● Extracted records

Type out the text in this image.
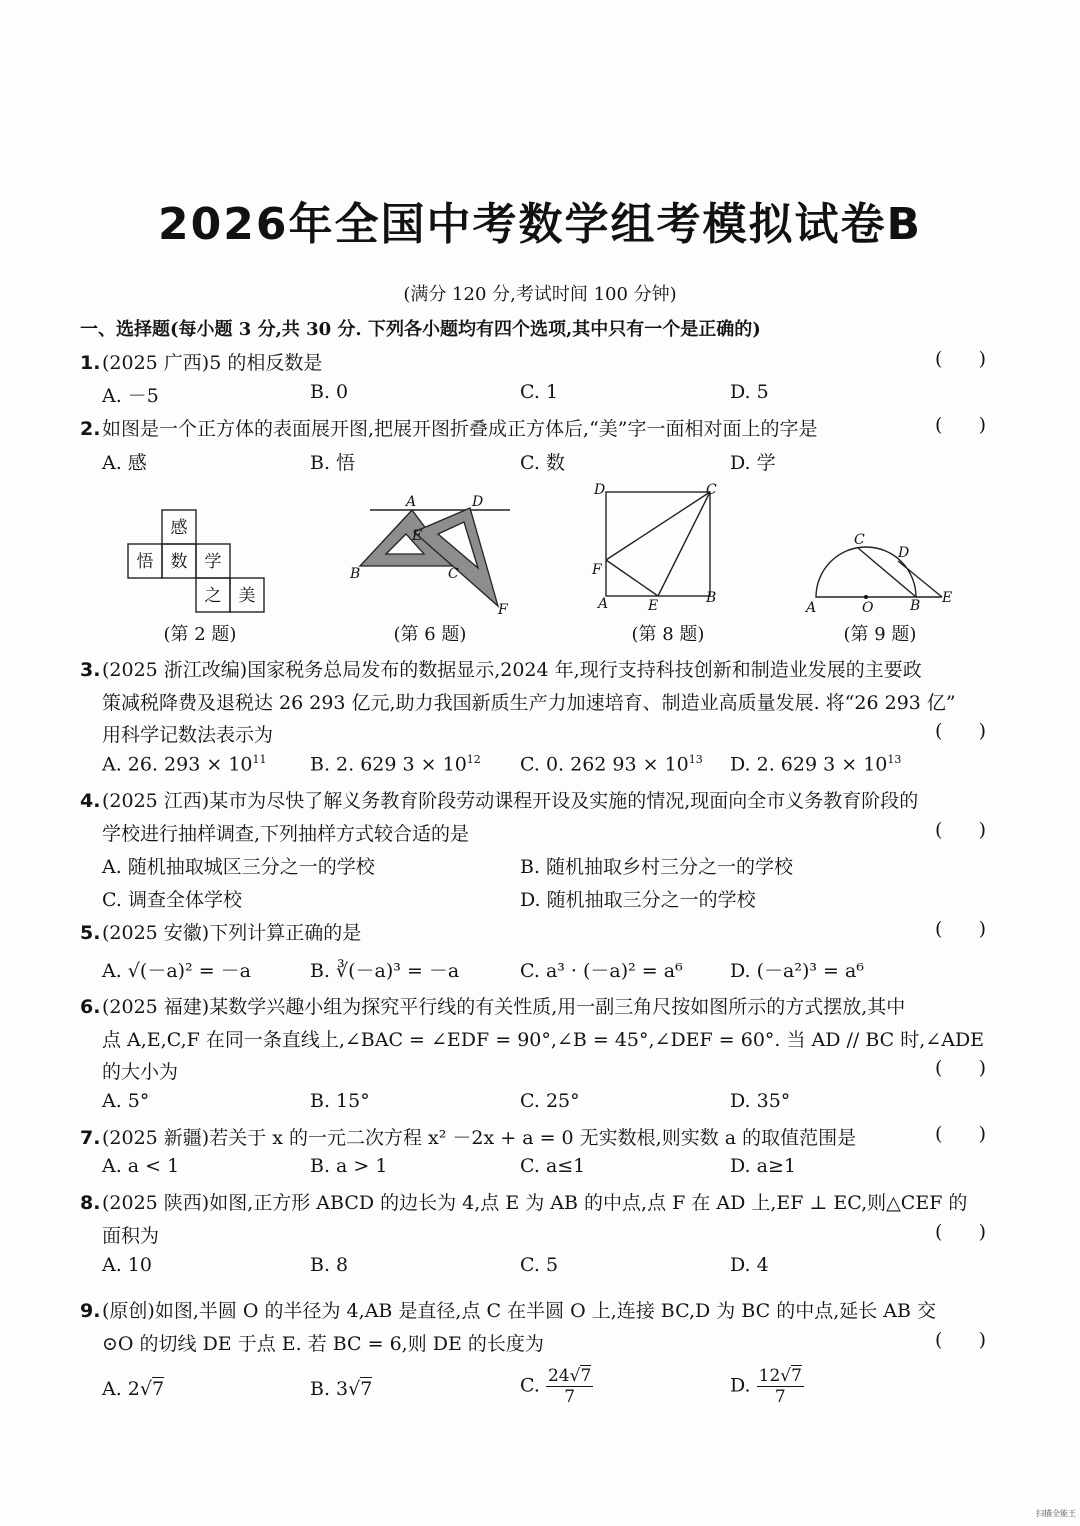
2026年全国中考数学组考模拟试卷B
(满分 120 分,考试时间 100 分钟)
一、选择题(每小题 3 分,共 30 分. 下列各小题均有四个选项,其中只有一个是正确的)
1.(2025 广西)5 的相反数是	(      )
A. －5	B. 0	C. 1	D. 5
2.如图是一个正方体的表面展开图,把展开图折叠成正方体后,“美”字一面相对面上的字是	(      )
A. 感	B. 悟	C. 数	D. 学
感
悟 数 学
之 美
(第 2 题)
A	D
E
B	C
F
(第 6 题)
D	C
F
A	E	B
(第 8 题)
C
D
A	O	B E
(第 9 题)
3.(2025 浙江改编)国家税务总局发布的数据显示,2024 年,现行支持科技创新和制造业发展的主要政
策减税降费及退税达 26 293 亿元,助力我国新质生产力加速培育、制造业高质量发展. 将“26 293 亿”
用科学记数法表示为	(      )
A. 26. $293 \times 10^{11}$ B. 2. 629 $3 \times 10^{12}$ C. 0. 262 $93 \times 10^{13}$ D. 2. 629 $3 \times 10^{13}$
4.(2025 江西)某市为尽快了解义务教育阶段劳动课程开设及实施的情况,现面向全市义务教育阶段的
学校进行抽样调查,下列抽样方式较合适的是	(      )
A. 随机抽取城区三分之一的学校	B. 随机抽取乡村三分之一的学校
C. 调查全体学校	D. 随机抽取三分之一的学校
5.(2025 安徽)下列计算正确的是	(      )
A. √(－a)² = －a	B. ∛(－a)³ = －a	C. a³ · (－a)² = a⁶ D. (－a²)³ = a⁶
6.(2025 福建)某数学兴趣小组为探究平行线的有关性质,用一副三角尺按如图所示的方式摆放,其中
点 A,E,C,F 在同一条直线上,∠BAC = ∠EDF = 90°,∠B = 45°,∠DEF = 60°. 当 AD // BC 时,∠ADE
的大小为	(      )
A. 5°	B. 15°	C. 25°	D. 35°
7.(2025 新疆)若关于 x 的一元二次方程 x² －2x + a = 0 无实数根,则实数 a 的取值范围是	(      )
A. a < 1	B. a > 1	C. a≤1	D. a≥1
8.(2025 陕西)如图,正方形 ABCD 的边长为 4,点 E 为 AB 的中点,点 F 在 AD 上,EF ⊥ EC,则△CEF 的
面积为	(      )
A. 10	B. 8	C. 5	D. 4
9.(原创)如图,半圆 O 的半径为 4,AB 是直径,点 C 在半圆 O 上,连接 BC,D 为 BC 的中点,延长 AB 交
⊙O 的切线 DE 于点 E. 若 BC = 6,则 DE 的长度为	(      )
A. 2√7	B. 3√7	C. $\frac{24√7}{7}$	D. $\frac{12√7}{7}$
扫描全能王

● Given problem
Leave every image out, and retype the material exactly.

● Solution to the exercise
Type out the text in this image.
2026年全国中考数学组考模拟试卷B
(满分 120 分,考试时间 100 分钟)
一、选择题(每小题 3 分,共 30 分. 下列各小题均有四个选项,其中只有一个是正确的)
1.(2025 广西)5 的相反数是	(      )
A. －5	B. 0	C. 1	D. 5
2.如图是一个正方体的表面展开图,把展开图折叠成正方体后,“美”字一面相对面上的字是	(      )
A. 感	B. 悟	C. 数	D. 学
感
悟 数 学
之 美
(第 2 题)
A	D
E
B	C
F
(第 6 题)
D	C
F
A	E	B
(第 8 题)
C
D
A	O	B E
(第 9 题)
3.(2025 浙江改编)国家税务总局发布的数据显示,2024 年,现行支持科技创新和制造业发展的主要政
策减税降费及退税达 26 293 亿元,助力我国新质生产力加速培育、制造业高质量发展. 将“26 293 亿”
用科学记数法表示为	(      )
A. 26. $293 \times 10^{11}$ B. 2. 629 $3 \times 10^{12}$ C. 0. 262 $93 \times 10^{13}$ D. 2. 629 $3 \times 10^{13}$
4.(2025 江西)某市为尽快了解义务教育阶段劳动课程开设及实施的情况,现面向全市义务教育阶段的
学校进行抽样调查,下列抽样方式较合适的是	(      )
A. 随机抽取城区三分之一的学校	B. 随机抽取乡村三分之一的学校
C. 调查全体学校	D. 随机抽取三分之一的学校
5.(2025 安徽)下列计算正确的是	(      )
A. √(－a)² = －a	B. ∛(－a)³ = －a	C. a³ · (－a)² = a⁶ D. (－a²)³ = a⁶
6.(2025 福建)某数学兴趣小组为探究平行线的有关性质,用一副三角尺按如图所示的方式摆放,其中
点 A,E,C,F 在同一条直线上,∠BAC = ∠EDF = 90°,∠B = 45°,∠DEF = 60°. 当 AD // BC 时,∠ADE
的大小为	(      )
A. 5°	B. 15°	C. 25°	D. 35°
7.(2025 新疆)若关于 x 的一元二次方程 x² －2x + a = 0 无实数根,则实数 a 的取值范围是	(      )
A. a < 1	B. a > 1	C. a≤1	D. a≥1
8.(2025 陕西)如图,正方形 ABCD 的边长为 4,点 E 为 AB 的中点,点 F 在 AD 上,EF ⊥ EC,则△CEF 的
面积为	(      )
A. 10	B. 8	C. 5	D. 4
9.(原创)如图,半圆 O 的半径为 4,AB 是直径,点 C 在半圆 O 上,连接 BC,D 为 BC 的中点,延长 AB 交
⊙O 的切线 DE 于点 E. 若 BC = 6,则 DE 的长度为	(      )
A. 2√7	B. 3√7	C. $\frac{24√7}{7}$	D. $\frac{12√7}{7}$
扫描全能王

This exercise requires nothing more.